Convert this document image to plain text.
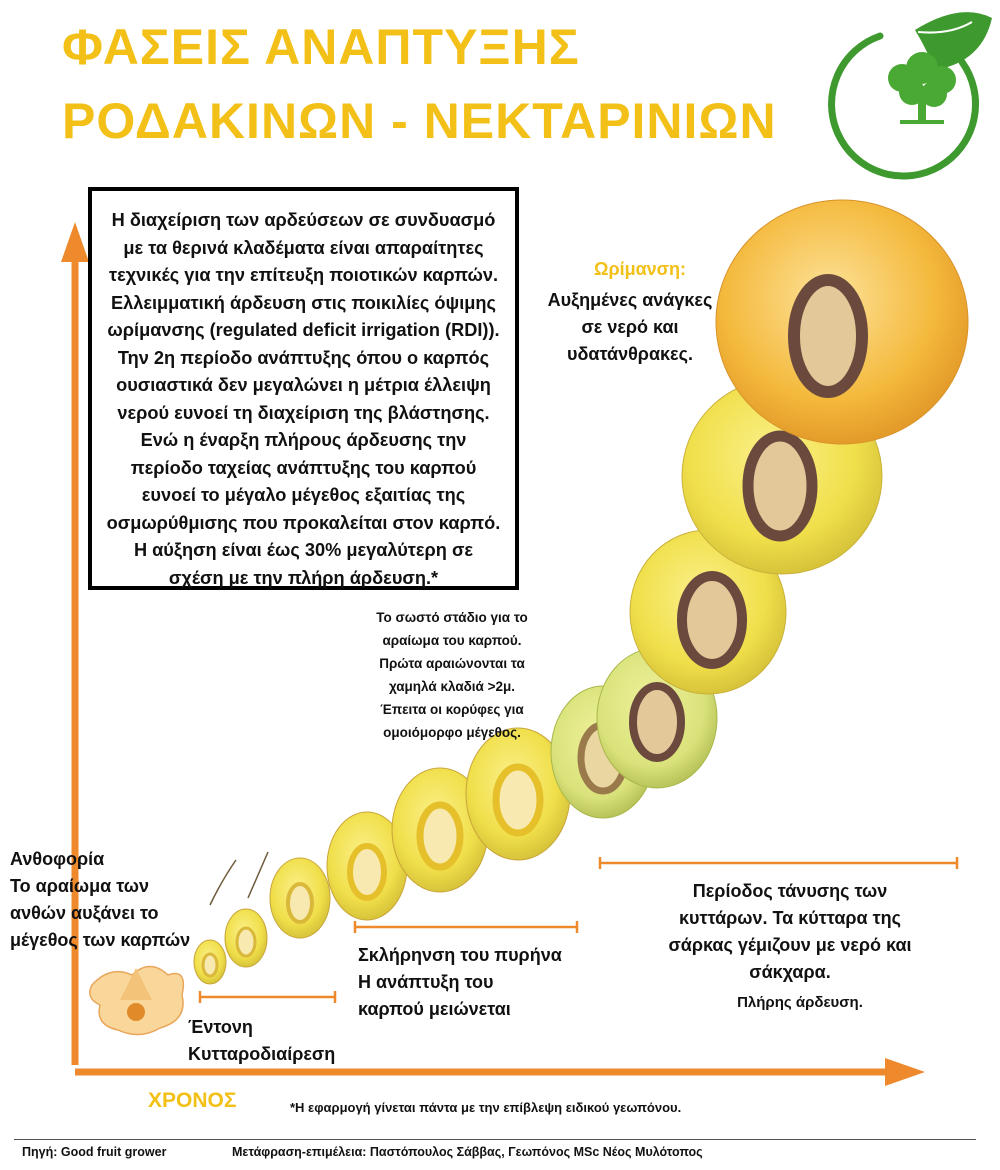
ΦΑΣΕΙΣ ΑΝΑΠΤΥΞΗΣ
ΡΟΔΑΚΙΝΩΝ - ΝΕΚΤΑΡΙΝΙΩΝ

Η διαχείριση των αρδεύσεων σε συνδυασμό

με τα θερινά κλαδέματα είναι απαραίτητες

τεχνικές για την επίτευξη ποιοτικών καρπών.

Ελλειμματική άρδευση στις ποικιλίες όψιμης

ωρίμανσης (regulated deficit irrigation (RDI)).

Την 2η περίοδο ανάπτυξης όπου ο καρπός

ουσιαστικά δεν μεγαλώνει η μέτρια έλλειψη

νερού ευνοεί τη διαχείριση της βλάστησης.

Ενώ η έναρξη πλήρους άρδευσης την

περίοδο ταχείας ανάπτυξης του καρπού

ευνοεί το μέγαλο μέγεθος εξαιτίας της

οσμωρύθμισης που προκαλείται στον καρπό.

Η αύξηση είναι έως 30% μεγαλύτερη σε

σχέση με την πλήρη άρδευση.*

Ωρίμανση:
Αυξημένες ανάγκες
σε νερό και
υδατάνθρακες.
Το σωστό στάδιο για το
αραίωμα του καρπού.
Πρώτα αραιώνονται τα
χαμηλά κλαδιά >2μ.
Έπειτα οι κορύφες για
ομοιόμορφο μέγεθος.
Ανθοφορία
Το αραίωμα των
ανθών αυξάνει το
μέγεθος των καρπών
Έντονη
Κυτταροδιαίρεση
Σκλήρηνση του πυρήνα
Η ανάπτυξη του
καρπού μειώνεται
Περίοδος τάνυσης των
κυττάρων. Τα κύτταρα της
σάρκας γέμιζουν με νερό και
σάκχαρα.
Πλήρης άρδευση.
ΧΡΟΝΟΣ	*Η εφαρμογή γίνεται πάντα με την επίβλεψη ειδικού γεωπόνου.
Πηγή: Good fruit grower	Μετάφραση-επιμέλεια: Παστόπουλος Σάββας, Γεωπόνος MSc Νέος Μυλότοπος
────────────────
- _Stated goal_
Search the lines for "μέγεθος". Copy each line that has it.

- _Problem solution_
ευνοεί το μέγαλο μέγεθος εξαιτίας της
ομοιόμορφο μέγεθος.
μέγεθος των καρπών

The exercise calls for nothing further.